**JOB**
Retype the material below. Keep every word exactly as it is.

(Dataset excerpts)
──────

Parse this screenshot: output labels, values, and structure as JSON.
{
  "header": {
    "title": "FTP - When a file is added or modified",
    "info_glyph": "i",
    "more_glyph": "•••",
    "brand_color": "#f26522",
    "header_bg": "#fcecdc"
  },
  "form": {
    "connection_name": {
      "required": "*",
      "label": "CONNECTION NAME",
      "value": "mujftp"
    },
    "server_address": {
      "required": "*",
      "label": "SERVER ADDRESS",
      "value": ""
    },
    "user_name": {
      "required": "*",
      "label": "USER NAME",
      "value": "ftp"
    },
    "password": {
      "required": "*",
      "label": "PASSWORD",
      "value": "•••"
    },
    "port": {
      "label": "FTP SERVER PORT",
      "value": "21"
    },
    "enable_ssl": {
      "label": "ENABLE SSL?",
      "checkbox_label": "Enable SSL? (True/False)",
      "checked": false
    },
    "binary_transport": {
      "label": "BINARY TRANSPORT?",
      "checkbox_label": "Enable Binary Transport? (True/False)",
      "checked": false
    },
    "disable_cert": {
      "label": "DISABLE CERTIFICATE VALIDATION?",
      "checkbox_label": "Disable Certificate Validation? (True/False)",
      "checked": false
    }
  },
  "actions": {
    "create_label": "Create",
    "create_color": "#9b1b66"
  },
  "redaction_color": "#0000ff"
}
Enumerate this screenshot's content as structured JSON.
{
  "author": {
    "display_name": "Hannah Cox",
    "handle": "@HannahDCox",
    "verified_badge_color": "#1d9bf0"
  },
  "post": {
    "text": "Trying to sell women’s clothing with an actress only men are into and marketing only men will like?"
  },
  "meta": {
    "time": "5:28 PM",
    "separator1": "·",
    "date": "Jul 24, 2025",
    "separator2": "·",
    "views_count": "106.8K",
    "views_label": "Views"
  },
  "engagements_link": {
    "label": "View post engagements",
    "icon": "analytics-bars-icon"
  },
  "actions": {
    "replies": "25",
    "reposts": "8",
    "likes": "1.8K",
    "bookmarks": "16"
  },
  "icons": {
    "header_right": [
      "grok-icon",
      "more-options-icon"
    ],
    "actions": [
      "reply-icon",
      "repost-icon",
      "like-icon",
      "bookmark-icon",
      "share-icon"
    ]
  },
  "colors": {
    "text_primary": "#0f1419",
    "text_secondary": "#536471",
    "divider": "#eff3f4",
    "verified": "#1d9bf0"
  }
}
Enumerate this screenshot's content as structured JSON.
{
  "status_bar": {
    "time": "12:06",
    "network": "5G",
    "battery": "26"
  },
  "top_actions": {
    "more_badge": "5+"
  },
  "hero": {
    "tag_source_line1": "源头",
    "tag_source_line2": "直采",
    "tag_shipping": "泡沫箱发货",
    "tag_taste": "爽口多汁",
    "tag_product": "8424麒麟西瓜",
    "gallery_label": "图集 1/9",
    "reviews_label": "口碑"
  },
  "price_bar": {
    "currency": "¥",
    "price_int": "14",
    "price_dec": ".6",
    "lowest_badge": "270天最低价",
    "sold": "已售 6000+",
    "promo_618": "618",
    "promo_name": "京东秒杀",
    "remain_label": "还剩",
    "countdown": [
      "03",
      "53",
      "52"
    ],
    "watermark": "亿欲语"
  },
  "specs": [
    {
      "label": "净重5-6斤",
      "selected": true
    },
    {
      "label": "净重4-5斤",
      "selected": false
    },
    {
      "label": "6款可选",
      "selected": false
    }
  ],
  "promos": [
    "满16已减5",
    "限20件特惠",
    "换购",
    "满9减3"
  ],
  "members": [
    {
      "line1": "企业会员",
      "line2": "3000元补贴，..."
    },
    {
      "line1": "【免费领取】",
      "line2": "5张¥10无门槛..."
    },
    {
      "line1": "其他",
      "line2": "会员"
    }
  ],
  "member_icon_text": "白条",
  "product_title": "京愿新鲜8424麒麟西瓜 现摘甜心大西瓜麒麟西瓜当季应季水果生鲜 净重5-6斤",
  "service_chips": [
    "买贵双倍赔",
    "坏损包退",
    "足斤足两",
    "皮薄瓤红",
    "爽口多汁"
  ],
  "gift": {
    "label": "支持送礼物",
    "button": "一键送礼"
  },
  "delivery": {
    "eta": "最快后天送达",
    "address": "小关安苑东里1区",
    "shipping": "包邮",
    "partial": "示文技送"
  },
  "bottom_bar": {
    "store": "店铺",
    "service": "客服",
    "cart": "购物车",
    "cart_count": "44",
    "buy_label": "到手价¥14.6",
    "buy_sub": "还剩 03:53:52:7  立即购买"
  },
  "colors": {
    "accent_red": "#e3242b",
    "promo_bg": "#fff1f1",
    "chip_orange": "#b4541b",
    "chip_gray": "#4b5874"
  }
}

──────

**RESPONSE TO THIS EXERCISE**
Parse this screenshot: output labels, values, and structure as JSON.
{
  "header": {
    "title": "FTP - When a file is added or modified",
    "info_glyph": "i",
    "more_glyph": "•••",
    "brand_color": "#f26522",
    "header_bg": "#fcecdc"
  },
  "form": {
    "connection_name": {
      "required": "*",
      "label": "CONNECTION NAME",
      "value": "mujftp"
    },
    "server_address": {
      "required": "*",
      "label": "SERVER ADDRESS",
      "value": ""
    },
    "user_name": {
      "required": "*",
      "label": "USER NAME",
      "value": "ftp"
    },
    "password": {
      "required": "*",
      "label": "PASSWORD",
      "value": "•••"
    },
    "port": {
      "label": "FTP SERVER PORT",
      "value": "21"
    },
    "enable_ssl": {
      "label": "ENABLE SSL?",
      "checkbox_label": "Enable SSL? (True/False)",
      "checked": false
    },
    "binary_transport": {
      "label": "BINARY TRANSPORT?",
      "checkbox_label": "Enable Binary Transport? (True/False)",
      "checked": false
    },
    "disable_cert": {
      "label": "DISABLE CERTIFICATE VALIDATION?",
      "checkbox_label": "Disable Certificate Validation? (True/False)",
      "checked": false
    }
  },
  "actions": {
    "create_label": "Create",
    "create_color": "#9b1b66"
  },
  "redaction_color": "#0000ff"
}
Enumerate this screenshot's content as structured JSON.
{
  "author": {
    "display_name": "Hannah Cox",
    "handle": "@HannahDCox",
    "verified_badge_color": "#1d9bf0"
  },
  "post": {
    "text": "Trying to sell women’s clothing with an actress only men are into and marketing only men will like?"
  },
  "meta": {
    "time": "5:28 PM",
    "separator1": "·",
    "date": "Jul 24, 2025",
    "separator2": "·",
    "views_count": "106.8K",
    "views_label": "Views"
  },
  "engagements_link": {
    "label": "View post engagements",
    "icon": "analytics-bars-icon"
  },
  "actions": {
    "replies": "25",
    "reposts": "8",
    "likes": "1.8K",
    "bookmarks": "16"
  },
  "icons": {
    "header_right": [
      "grok-icon",
      "more-options-icon"
    ],
    "actions": [
      "reply-icon",
      "repost-icon",
      "like-icon",
      "bookmark-icon",
      "share-icon"
    ]
  },
  "colors": {
    "text_primary": "#0f1419",
    "text_secondary": "#536471",
    "divider": "#eff3f4",
    "verified": "#1d9bf0"
  }
}
Enumerate this screenshot's content as structured JSON.
{
  "status_bar": {
    "time": "12:06",
    "network": "5G",
    "battery": "26"
  },
  "top_actions": {
    "more_badge": "5+"
  },
  "hero": {
    "tag_source_line1": "源头",
    "tag_source_line2": "直采",
    "tag_shipping": "泡沫箱发货",
    "tag_taste": "爽口多汁",
    "tag_product": "8424麒麟西瓜",
    "gallery_label": "图集 1/9",
    "reviews_label": "口碑"
  },
  "price_bar": {
    "currency": "¥",
    "price_int": "14",
    "price_dec": ".6",
    "lowest_badge": "270天最低价",
    "sold": "已售 6000+",
    "promo_618": "618",
    "promo_name": "京东秒杀",
    "remain_label": "还剩",
    "countdown": [
      "03",
      "53",
      "52"
    ],
    "watermark": "亿欲语"
  },
  "specs": [
    {
      "label": "净重5-6斤",
      "selected": true
    },
    {
      "label": "净重4-5斤",
      "selected": false
    },
    {
      "label": "6款可选",
      "selected": false
    }
  ],
  "promos": [
    "满16已减5",
    "限20件特惠",
    "换购",
    "满9减3"
  ],
  "members": [
    {
      "line1": "企业会员",
      "line2": "3000元补贴，..."
    },
    {
      "line1": "【免费领取】",
      "line2": "5张¥10无门槛..."
    },
    {
      "line1": "其他",
      "line2": "会员"
    }
  ],
  "member_icon_text": "白条",
  "product_title": "京愿新鲜8424麒麟西瓜 现摘甜心大西瓜麒麟西瓜当季应季水果生鲜 净重5-6斤",
  "service_chips": [
    "买贵双倍赔",
    "坏损包退",
    "足斤足两",
    "皮薄瓤红",
    "爽口多汁"
  ],
  "gift": {
    "label": "支持送礼物",
    "button": "一键送礼"
  },
  "delivery": {
    "eta": "最快后天送达",
    "address": "小关安苑东里1区",
    "shipping": "包邮",
    "partial": "示文技送"
  },
  "bottom_bar": {
    "store": "店铺",
    "service": "客服",
    "cart": "购物车",
    "cart_count": "44",
    "buy_label": "到手价¥14.6",
    "buy_sub": "还剩 03:53:52:7  立即购买"
  },
  "colors": {
    "accent_red": "#e3242b",
    "promo_bg": "#fff1f1",
    "chip_orange": "#b4541b",
    "chip_gray": "#4b5874"
  }
}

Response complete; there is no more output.